# START OF Data supplied

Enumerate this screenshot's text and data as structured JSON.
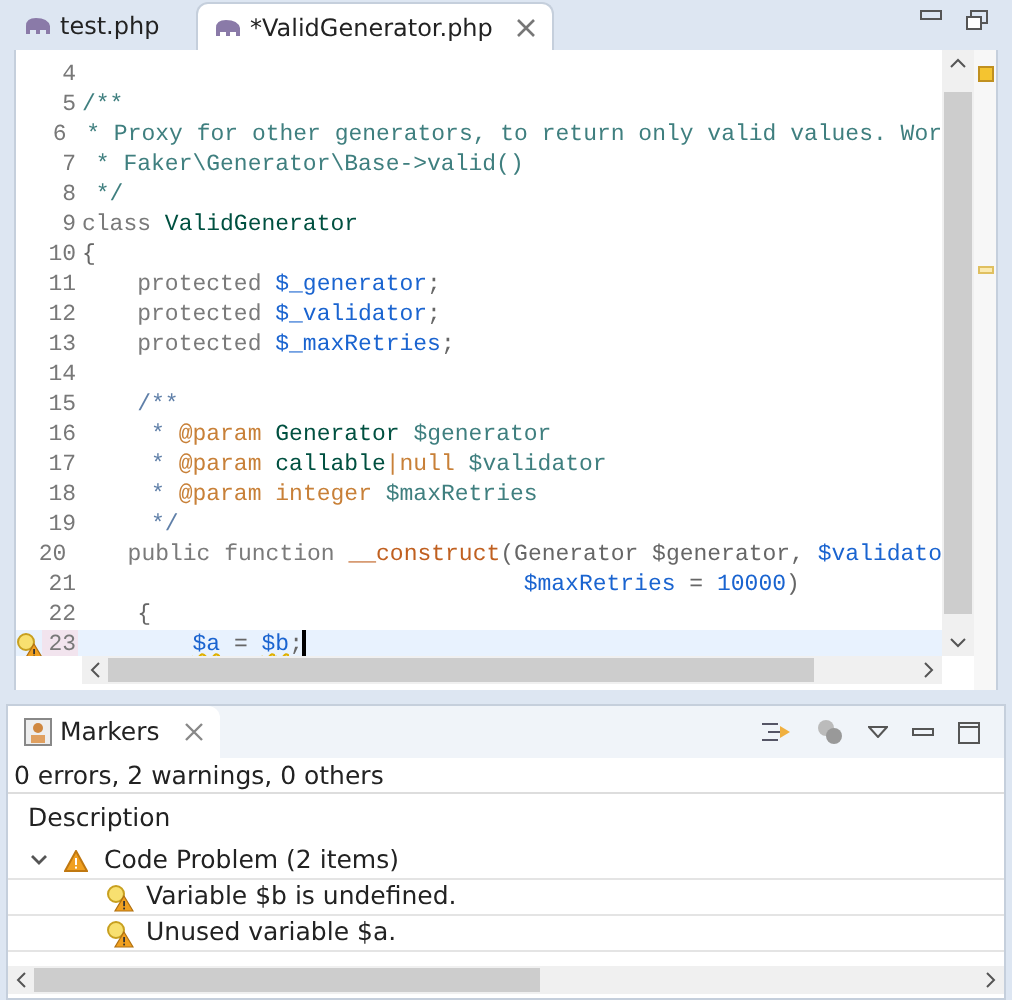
{
  "editor": {
    "tabs": [
      {
        "label": "test.php",
        "selected": false
      },
      {
        "label": "*ValidGenerator.php",
        "selected": true
      }
    ],
    "lines": [
      {
        "number": "4",
        "current": false
      },
      {
        "number": "5",
        "current": false,
        "tokens": [
          {
            "t": "/**",
            "kind": "doc"
          }
        ]
      },
      {
        "number": "6",
        "current": false,
        "tokens": [
          {
            "t": " * Proxy for other generators, to return only valid values. Wor",
            "kind": "doc"
          }
        ]
      },
      {
        "number": "7",
        "current": false,
        "tokens": [
          {
            "t": " * Faker\\Generator\\Base->valid()",
            "kind": "doc"
          }
        ]
      },
      {
        "number": "8",
        "current": false,
        "tokens": [
          {
            "t": " */",
            "kind": "doc"
          }
        ]
      },
      {
        "number": "9",
        "current": false,
        "tokens": [
          {
            "t": "class ",
            "kind": "keyword"
          },
          {
            "t": "ValidGenerator",
            "kind": "type"
          }
        ]
      },
      {
        "number": "10",
        "current": false,
        "tokens": [
          {
            "t": "{",
            "kind": "plain"
          }
        ]
      },
      {
        "number": "11",
        "current": false,
        "tokens": [
          {
            "t": "    protected ",
            "kind": "keyword"
          },
          {
            "t": "$_generator",
            "kind": "field"
          },
          {
            "t": ";",
            "kind": "plain"
          }
        ]
      },
      {
        "number": "12",
        "current": false,
        "tokens": [
          {
            "t": "    protected ",
            "kind": "keyword"
          },
          {
            "t": "$_validator",
            "kind": "field"
          },
          {
            "t": ";",
            "kind": "plain"
          }
        ]
      },
      {
        "number": "13",
        "current": false,
        "tokens": [
          {
            "t": "    protected ",
            "kind": "keyword"
          },
          {
            "t": "$_maxRetries",
            "kind": "field"
          },
          {
            "t": ";",
            "kind": "plain"
          }
        ]
      },
      {
        "number": "14",
        "current": false
      },
      {
        "number": "15",
        "current": false,
        "tokens": [
          {
            "t": "    /**",
            "kind": "comment"
          }
        ]
      },
      {
        "number": "16",
        "current": false,
        "tokens": [
          {
            "t": "     * ",
            "kind": "comment"
          },
          {
            "t": "@param",
            "kind": "tag"
          },
          {
            "t": " Generator",
            "kind": "type"
          },
          {
            "t": " $generator",
            "kind": "doc"
          }
        ]
      },
      {
        "number": "17",
        "current": false,
        "tokens": [
          {
            "t": "     * ",
            "kind": "comment"
          },
          {
            "t": "@param",
            "kind": "tag"
          },
          {
            "t": " callable",
            "kind": "type"
          },
          {
            "t": "|null",
            "kind": "tag"
          },
          {
            "t": " $validator",
            "kind": "doc"
          }
        ]
      },
      {
        "number": "18",
        "current": false,
        "tokens": [
          {
            "t": "     * ",
            "kind": "comment"
          },
          {
            "t": "@param",
            "kind": "tag"
          },
          {
            "t": " integer",
            "kind": "tag"
          },
          {
            "t": " $maxRetries",
            "kind": "doc"
          }
        ]
      },
      {
        "number": "19",
        "current": false,
        "tokens": [
          {
            "t": "     */",
            "kind": "comment"
          }
        ]
      },
      {
        "number": "20",
        "current": false,
        "tokens": [
          {
            "t": "    public function ",
            "kind": "keyword"
          },
          {
            "t": "__construct",
            "kind": "method"
          },
          {
            "t": "(Generator $generator, ",
            "kind": "plain"
          },
          {
            "t": "$validato",
            "kind": "field"
          }
        ]
      },
      {
        "number": "21",
        "current": false,
        "tokens": [
          {
            "t": "                                $maxRetries",
            "kind": "field"
          },
          {
            "t": " = ",
            "kind": "plain"
          },
          {
            "t": "10000",
            "kind": "number"
          },
          {
            "t": ")",
            "kind": "plain"
          }
        ]
      },
      {
        "number": "22",
        "current": false,
        "tokens": [
          {
            "t": "    {",
            "kind": "plain"
          }
        ]
      },
      {
        "number": "23",
        "current": true,
        "warning": true,
        "tokens": [
          {
            "t": "        $a",
            "kind": "warn"
          },
          {
            "t": " = ",
            "kind": "plain"
          },
          {
            "t": "$b",
            "kind": "warn"
          },
          {
            "t": ";",
            "kind": "plain"
          }
        ]
      }
    ]
  },
  "markers": {
    "tab": {
      "label": "Markers",
      "selected": true
    },
    "summary": "0 errors, 2 warnings, 0 others",
    "columns": [
      "Description"
    ],
    "tree": [
      {
        "label": "Code Problem (2 items)",
        "expanded": true,
        "children": [
          {
            "label": "Variable $b is undefined."
          },
          {
            "label": "Unused variable $a."
          }
        ]
      }
    ]
  }
}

# END OF Data supplied

The task: Every record must be copied exactly, with images dropped from the result.

Result of the exercise:
Enumerate this screenshot's text and data as structured JSON.
{
  "editor": {
    "tabs": [
      {
        "label": "test.php",
        "selected": false
      },
      {
        "label": "*ValidGenerator.php",
        "selected": true
      }
    ],
    "lines": [
      {
        "number": "4",
        "current": false
      },
      {
        "number": "5",
        "current": false,
        "tokens": [
          {
            "t": "/**",
            "kind": "doc"
          }
        ]
      },
      {
        "number": "6",
        "current": false,
        "tokens": [
          {
            "t": " * Proxy for other generators, to return only valid values. Wor",
            "kind": "doc"
          }
        ]
      },
      {
        "number": "7",
        "current": false,
        "tokens": [
          {
            "t": " * Faker\\Generator\\Base->valid()",
            "kind": "doc"
          }
        ]
      },
      {
        "number": "8",
        "current": false,
        "tokens": [
          {
            "t": " */",
            "kind": "doc"
          }
        ]
      },
      {
        "number": "9",
        "current": false,
        "tokens": [
          {
            "t": "class ",
            "kind": "keyword"
          },
          {
            "t": "ValidGenerator",
            "kind": "type"
          }
        ]
      },
      {
        "number": "10",
        "current": false,
        "tokens": [
          {
            "t": "{",
            "kind": "plain"
          }
        ]
      },
      {
        "number": "11",
        "current": false,
        "tokens": [
          {
            "t": "    protected ",
            "kind": "keyword"
          },
          {
            "t": "$_generator",
            "kind": "field"
          },
          {
            "t": ";",
            "kind": "plain"
          }
        ]
      },
      {
        "number": "12",
        "current": false,
        "tokens": [
          {
            "t": "    protected ",
            "kind": "keyword"
          },
          {
            "t": "$_validator",
            "kind": "field"
          },
          {
            "t": ";",
            "kind": "plain"
          }
        ]
      },
      {
        "number": "13",
        "current": false,
        "tokens": [
          {
            "t": "    protected ",
            "kind": "keyword"
          },
          {
            "t": "$_maxRetries",
            "kind": "field"
          },
          {
            "t": ";",
            "kind": "plain"
          }
        ]
      },
      {
        "number": "14",
        "current": false
      },
      {
        "number": "15",
        "current": false,
        "tokens": [
          {
            "t": "    /**",
            "kind": "comment"
          }
        ]
      },
      {
        "number": "16",
        "current": false,
        "tokens": [
          {
            "t": "     * ",
            "kind": "comment"
          },
          {
            "t": "@param",
            "kind": "tag"
          },
          {
            "t": " Generator",
            "kind": "type"
          },
          {
            "t": " $generator",
            "kind": "doc"
          }
        ]
      },
      {
        "number": "17",
        "current": false,
        "tokens": [
          {
            "t": "     * ",
            "kind": "comment"
          },
          {
            "t": "@param",
            "kind": "tag"
          },
          {
            "t": " callable",
            "kind": "type"
          },
          {
            "t": "|null",
            "kind": "tag"
          },
          {
            "t": " $validator",
            "kind": "doc"
          }
        ]
      },
      {
        "number": "18",
        "current": false,
        "tokens": [
          {
            "t": "     * ",
            "kind": "comment"
          },
          {
            "t": "@param",
            "kind": "tag"
          },
          {
            "t": " integer",
            "kind": "tag"
          },
          {
            "t": " $maxRetries",
            "kind": "doc"
          }
        ]
      },
      {
        "number": "19",
        "current": false,
        "tokens": [
          {
            "t": "     */",
            "kind": "comment"
          }
        ]
      },
      {
        "number": "20",
        "current": false,
        "tokens": [
          {
            "t": "    public function ",
            "kind": "keyword"
          },
          {
            "t": "__construct",
            "kind": "method"
          },
          {
            "t": "(Generator $generator, ",
            "kind": "plain"
          },
          {
            "t": "$validato",
            "kind": "field"
          }
        ]
      },
      {
        "number": "21",
        "current": false,
        "tokens": [
          {
            "t": "                                $maxRetries",
            "kind": "field"
          },
          {
            "t": " = ",
            "kind": "plain"
          },
          {
            "t": "10000",
            "kind": "number"
          },
          {
            "t": ")",
            "kind": "plain"
          }
        ]
      },
      {
        "number": "22",
        "current": false,
        "tokens": [
          {
            "t": "    {",
            "kind": "plain"
          }
        ]
      },
      {
        "number": "23",
        "current": true,
        "warning": true,
        "tokens": [
          {
            "t": "        $a",
            "kind": "warn"
          },
          {
            "t": " = ",
            "kind": "plain"
          },
          {
            "t": "$b",
            "kind": "warn"
          },
          {
            "t": ";",
            "kind": "plain"
          }
        ]
      }
    ]
  },
  "markers": {
    "tab": {
      "label": "Markers",
      "selected": true
    },
    "summary": "0 errors, 2 warnings, 0 others",
    "columns": [
      "Description"
    ],
    "tree": [
      {
        "label": "Code Problem (2 items)",
        "expanded": true,
        "children": [
          {
            "label": "Variable $b is undefined."
          },
          {
            "label": "Unused variable $a."
          }
        ]
      }
    ]
  }
}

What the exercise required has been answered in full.